Reproduce word for word the part of the passage on IPC classes for hybrid processors between "This patchset introduces" and "code into shape.", inclusive.

**Reading text**
%%
Hardware is free to partition its instruction set into an arbitrary number of classes. It must provide a mechanism identify the class of the currently running task and inform the kernel about the performance of each class of task on each type of CPU.
This patchset introduces the concept of classes of tasks, proposes the interfaces that hardware needs to implement and proposes changes to the load balancer to leverage this extra information in combination with asymmetric packing.
This patchset includes a full implementation for Intel hybrid processors using Intel Thread Director technology.
Since the original patches were posted, a number of code improvements were made stemming from code review and testing. The CONFIG_SCHED_TASK_CLASSES option has been renamed to CONFIG_IPC_CLASSES as one item worth mentioning. This patch series also drops the CONFIG_INTEL_THREAD_DIRECTOR knob. But the rest of the changes are mostly low-level alterations for getting this code into shape.
Those interested in this IPC classes for load balancing with hybrid processors can see the v2 patches now available for testing. As it's 600+ lines of new code and still undergoing review, it's probably not likely it will be squared away in time for the v6.2 kernel merge window opening in two weeks. But hopefully this code and complete Thread Director implementation will be ready to go for a Linux kernel release in the first half of 2023.
%%
**Provided information**
%%
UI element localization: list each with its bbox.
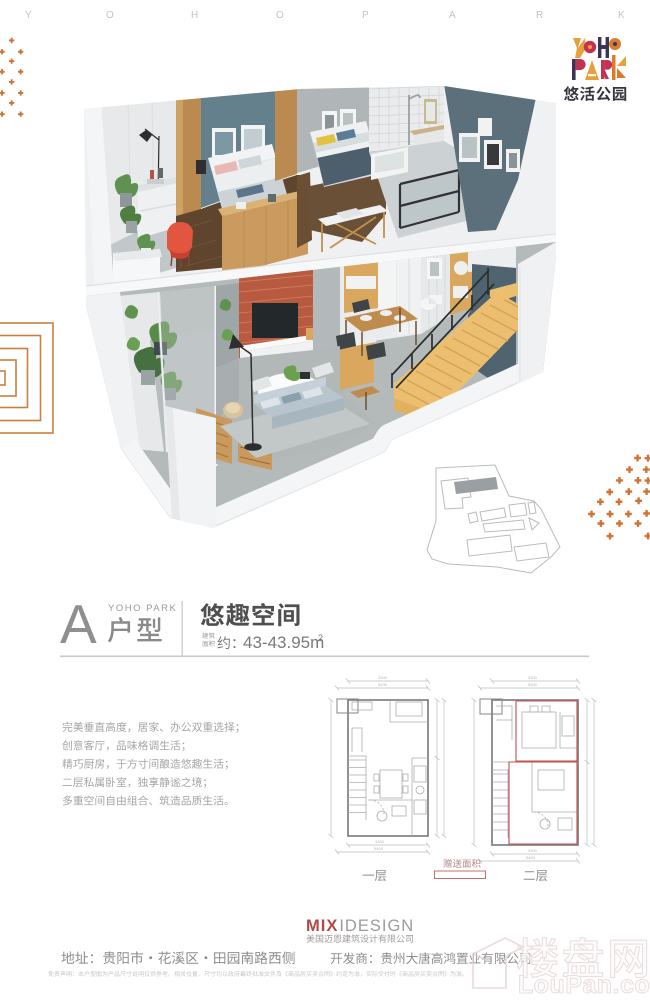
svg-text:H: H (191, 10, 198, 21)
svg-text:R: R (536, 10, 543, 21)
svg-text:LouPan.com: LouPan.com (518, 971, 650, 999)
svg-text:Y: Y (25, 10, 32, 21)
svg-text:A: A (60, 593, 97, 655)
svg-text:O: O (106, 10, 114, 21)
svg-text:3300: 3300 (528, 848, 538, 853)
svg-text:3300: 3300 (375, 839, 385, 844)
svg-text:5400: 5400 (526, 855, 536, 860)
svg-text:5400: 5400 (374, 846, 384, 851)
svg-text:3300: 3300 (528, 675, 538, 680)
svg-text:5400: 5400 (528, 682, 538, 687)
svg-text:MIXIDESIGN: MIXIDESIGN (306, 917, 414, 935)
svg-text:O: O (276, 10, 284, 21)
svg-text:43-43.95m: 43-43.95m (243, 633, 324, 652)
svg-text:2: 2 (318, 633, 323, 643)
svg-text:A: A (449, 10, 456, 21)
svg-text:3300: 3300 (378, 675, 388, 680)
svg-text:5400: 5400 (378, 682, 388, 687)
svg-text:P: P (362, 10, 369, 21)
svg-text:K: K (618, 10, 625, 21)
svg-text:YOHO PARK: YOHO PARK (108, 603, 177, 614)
%%
**Exercise response**
This patchset introduces the concept of classes of tasks, proposes the interfaces that hardware needs to implement and proposes changes to the load balancer to leverage this extra information in combination with asymmetric packing.
This patchset includes a full implementation for Intel hybrid processors using Intel Thread Director technology.
Since the original patches were posted, a number of code improvements were made stemming from code review and testing. The CONFIG_SCHED_TASK_CLASSES option has been renamed to CONFIG_IPC_CLASSES as one item worth mentioning. This patch series also drops the CONFIG_INTEL_THREAD_DIRECTOR knob. But the rest of the changes are mostly low-level alterations for getting this code into shape.